# ENTRIES SHOWN
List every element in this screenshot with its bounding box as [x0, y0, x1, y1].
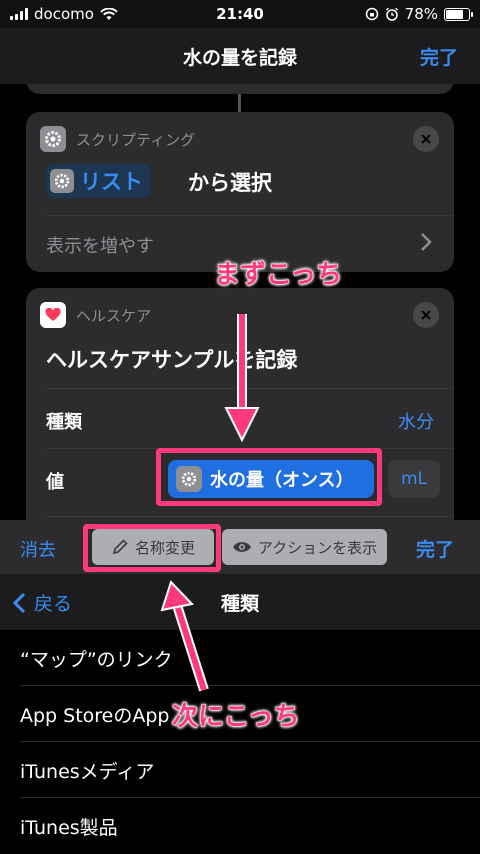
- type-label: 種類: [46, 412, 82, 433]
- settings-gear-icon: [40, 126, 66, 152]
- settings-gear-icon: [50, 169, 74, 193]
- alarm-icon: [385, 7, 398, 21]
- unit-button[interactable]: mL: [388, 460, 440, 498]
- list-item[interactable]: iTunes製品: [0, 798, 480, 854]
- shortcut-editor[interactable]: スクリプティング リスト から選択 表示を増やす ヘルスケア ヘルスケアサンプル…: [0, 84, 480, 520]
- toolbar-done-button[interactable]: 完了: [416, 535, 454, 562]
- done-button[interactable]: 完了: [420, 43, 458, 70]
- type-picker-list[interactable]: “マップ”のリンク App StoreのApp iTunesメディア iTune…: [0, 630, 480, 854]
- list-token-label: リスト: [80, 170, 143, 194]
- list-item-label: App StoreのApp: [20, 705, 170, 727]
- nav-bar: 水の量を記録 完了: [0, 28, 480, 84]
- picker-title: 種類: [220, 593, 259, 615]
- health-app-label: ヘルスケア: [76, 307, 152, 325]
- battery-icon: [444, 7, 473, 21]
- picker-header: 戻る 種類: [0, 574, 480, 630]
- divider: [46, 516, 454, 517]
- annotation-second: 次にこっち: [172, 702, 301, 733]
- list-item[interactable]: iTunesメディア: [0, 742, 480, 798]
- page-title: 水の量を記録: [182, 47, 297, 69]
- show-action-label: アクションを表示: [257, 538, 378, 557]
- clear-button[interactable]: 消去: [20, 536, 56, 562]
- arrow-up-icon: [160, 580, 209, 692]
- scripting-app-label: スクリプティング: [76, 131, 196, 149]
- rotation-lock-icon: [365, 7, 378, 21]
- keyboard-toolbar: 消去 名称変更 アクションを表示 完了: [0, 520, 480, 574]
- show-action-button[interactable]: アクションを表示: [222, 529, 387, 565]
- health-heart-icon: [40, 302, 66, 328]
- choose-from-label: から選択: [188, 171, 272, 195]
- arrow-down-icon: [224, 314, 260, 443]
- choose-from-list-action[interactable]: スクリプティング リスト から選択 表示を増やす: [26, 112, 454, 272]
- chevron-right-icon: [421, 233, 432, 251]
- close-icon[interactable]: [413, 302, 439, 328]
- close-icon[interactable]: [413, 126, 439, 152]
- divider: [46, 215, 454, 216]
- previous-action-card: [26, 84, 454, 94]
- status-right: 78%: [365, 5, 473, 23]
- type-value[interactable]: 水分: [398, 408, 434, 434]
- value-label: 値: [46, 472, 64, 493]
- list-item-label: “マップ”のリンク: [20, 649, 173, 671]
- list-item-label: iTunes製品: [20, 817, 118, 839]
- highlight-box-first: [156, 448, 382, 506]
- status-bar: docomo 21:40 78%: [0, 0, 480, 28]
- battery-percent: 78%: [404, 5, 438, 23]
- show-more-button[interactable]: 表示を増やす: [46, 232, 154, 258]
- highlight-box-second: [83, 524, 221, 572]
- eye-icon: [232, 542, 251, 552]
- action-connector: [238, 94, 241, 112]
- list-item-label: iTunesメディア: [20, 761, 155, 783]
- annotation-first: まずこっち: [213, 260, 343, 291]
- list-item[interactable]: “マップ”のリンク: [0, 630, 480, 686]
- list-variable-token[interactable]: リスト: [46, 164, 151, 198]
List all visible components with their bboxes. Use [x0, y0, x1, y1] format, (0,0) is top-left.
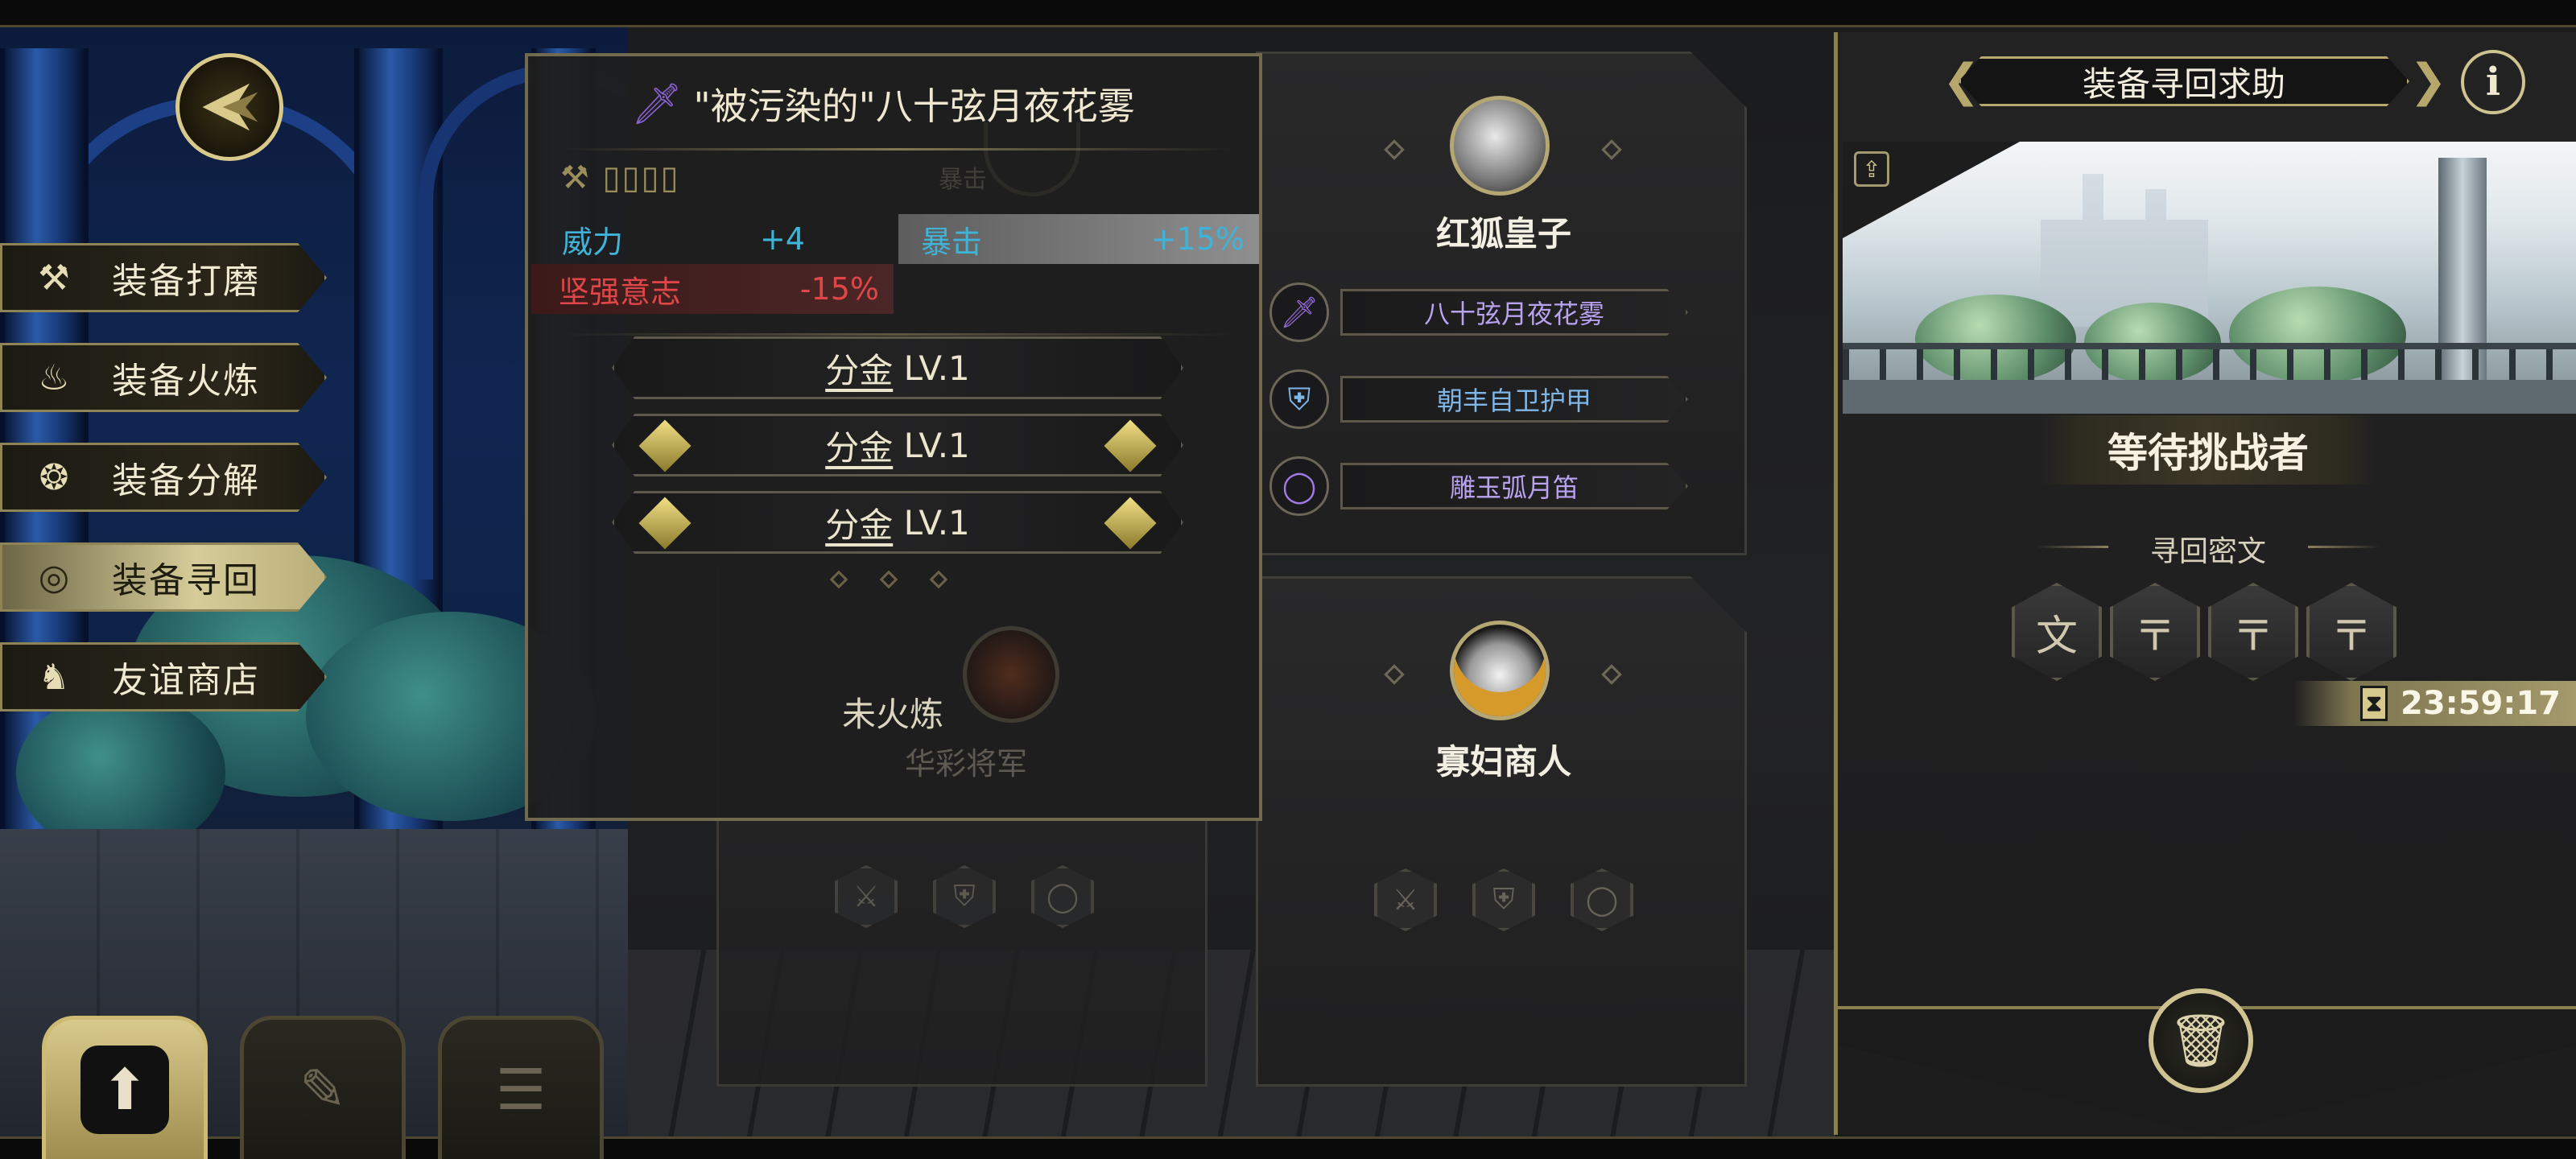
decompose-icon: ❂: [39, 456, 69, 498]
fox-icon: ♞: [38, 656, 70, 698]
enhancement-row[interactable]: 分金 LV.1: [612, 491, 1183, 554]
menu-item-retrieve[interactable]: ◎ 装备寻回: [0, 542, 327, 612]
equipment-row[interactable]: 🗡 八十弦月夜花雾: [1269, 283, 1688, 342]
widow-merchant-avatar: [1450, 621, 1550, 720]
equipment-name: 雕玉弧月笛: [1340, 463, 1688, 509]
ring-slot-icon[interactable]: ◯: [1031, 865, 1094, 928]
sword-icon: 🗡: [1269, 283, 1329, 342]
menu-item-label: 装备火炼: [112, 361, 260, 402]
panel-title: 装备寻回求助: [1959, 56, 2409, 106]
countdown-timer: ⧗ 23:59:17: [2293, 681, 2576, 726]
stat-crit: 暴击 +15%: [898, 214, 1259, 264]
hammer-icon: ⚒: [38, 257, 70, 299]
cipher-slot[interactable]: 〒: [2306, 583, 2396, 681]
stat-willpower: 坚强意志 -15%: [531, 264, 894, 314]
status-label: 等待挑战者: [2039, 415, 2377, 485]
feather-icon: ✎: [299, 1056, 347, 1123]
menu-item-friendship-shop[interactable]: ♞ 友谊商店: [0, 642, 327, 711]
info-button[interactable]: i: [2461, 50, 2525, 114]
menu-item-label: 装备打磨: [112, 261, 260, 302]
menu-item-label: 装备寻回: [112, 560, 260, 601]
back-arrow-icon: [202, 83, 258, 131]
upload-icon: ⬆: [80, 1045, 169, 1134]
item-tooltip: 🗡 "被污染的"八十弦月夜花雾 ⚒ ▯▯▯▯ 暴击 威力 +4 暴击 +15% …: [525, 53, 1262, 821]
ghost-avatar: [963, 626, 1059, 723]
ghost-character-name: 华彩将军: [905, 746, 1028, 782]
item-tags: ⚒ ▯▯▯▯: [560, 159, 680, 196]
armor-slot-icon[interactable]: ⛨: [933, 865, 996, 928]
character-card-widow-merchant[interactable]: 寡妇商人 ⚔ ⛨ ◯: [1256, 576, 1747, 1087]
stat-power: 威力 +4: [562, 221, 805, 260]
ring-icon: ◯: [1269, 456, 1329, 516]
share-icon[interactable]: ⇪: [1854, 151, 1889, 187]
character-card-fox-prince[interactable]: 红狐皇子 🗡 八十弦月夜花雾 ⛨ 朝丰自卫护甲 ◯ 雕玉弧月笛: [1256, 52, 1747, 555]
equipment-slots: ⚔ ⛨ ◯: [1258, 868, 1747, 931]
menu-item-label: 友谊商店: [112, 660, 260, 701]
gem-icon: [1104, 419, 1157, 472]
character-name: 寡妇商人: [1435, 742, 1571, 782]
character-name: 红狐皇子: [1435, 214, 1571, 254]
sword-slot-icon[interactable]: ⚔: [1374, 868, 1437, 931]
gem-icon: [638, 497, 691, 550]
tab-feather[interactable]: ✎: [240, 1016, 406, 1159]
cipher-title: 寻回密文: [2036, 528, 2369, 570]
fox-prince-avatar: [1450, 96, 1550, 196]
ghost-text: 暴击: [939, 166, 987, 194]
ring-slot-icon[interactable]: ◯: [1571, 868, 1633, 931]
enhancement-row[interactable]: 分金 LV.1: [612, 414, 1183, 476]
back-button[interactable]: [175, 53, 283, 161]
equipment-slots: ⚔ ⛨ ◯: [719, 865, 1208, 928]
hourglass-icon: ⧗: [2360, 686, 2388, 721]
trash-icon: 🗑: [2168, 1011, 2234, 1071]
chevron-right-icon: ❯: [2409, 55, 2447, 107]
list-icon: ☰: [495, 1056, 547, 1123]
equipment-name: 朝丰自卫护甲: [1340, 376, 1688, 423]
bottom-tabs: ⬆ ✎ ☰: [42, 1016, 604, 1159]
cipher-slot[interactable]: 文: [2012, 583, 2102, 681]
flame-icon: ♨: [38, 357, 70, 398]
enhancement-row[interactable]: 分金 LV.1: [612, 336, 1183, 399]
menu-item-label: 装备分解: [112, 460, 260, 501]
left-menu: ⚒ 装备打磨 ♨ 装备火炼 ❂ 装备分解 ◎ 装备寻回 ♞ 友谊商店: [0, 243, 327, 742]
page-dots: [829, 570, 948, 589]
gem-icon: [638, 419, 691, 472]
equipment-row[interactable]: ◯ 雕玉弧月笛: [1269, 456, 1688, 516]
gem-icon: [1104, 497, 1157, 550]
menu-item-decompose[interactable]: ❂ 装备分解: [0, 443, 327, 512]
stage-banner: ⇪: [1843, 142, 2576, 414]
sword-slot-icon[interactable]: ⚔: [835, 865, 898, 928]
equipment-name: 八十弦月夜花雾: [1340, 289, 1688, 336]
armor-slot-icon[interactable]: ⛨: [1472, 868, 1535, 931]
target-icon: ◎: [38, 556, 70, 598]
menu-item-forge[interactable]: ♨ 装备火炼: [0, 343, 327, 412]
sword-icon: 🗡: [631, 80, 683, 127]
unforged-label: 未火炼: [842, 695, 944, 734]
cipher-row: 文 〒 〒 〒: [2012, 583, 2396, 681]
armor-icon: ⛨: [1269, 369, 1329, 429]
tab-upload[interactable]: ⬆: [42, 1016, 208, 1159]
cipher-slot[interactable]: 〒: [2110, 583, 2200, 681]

# WORK INSTRUCTIONS
Print the stretch of lines from the one containing "decompose-icon: ❂: [39, 456, 69, 498]" through the one containing "equipment-row[interactable]: 🗡 八十弦月夜花雾: [1269, 283, 1688, 342]", character for character.

# THE OUTPUT
decompose-icon: ❂: [39, 456, 69, 498]
fox-icon: ♞: [38, 656, 70, 698]
enhancement-row[interactable]: 分金 LV.1: [612, 491, 1183, 554]
menu-item-retrieve[interactable]: ◎ 装备寻回: [0, 542, 327, 612]
equipment-row[interactable]: 🗡 八十弦月夜花雾: [1269, 283, 1688, 342]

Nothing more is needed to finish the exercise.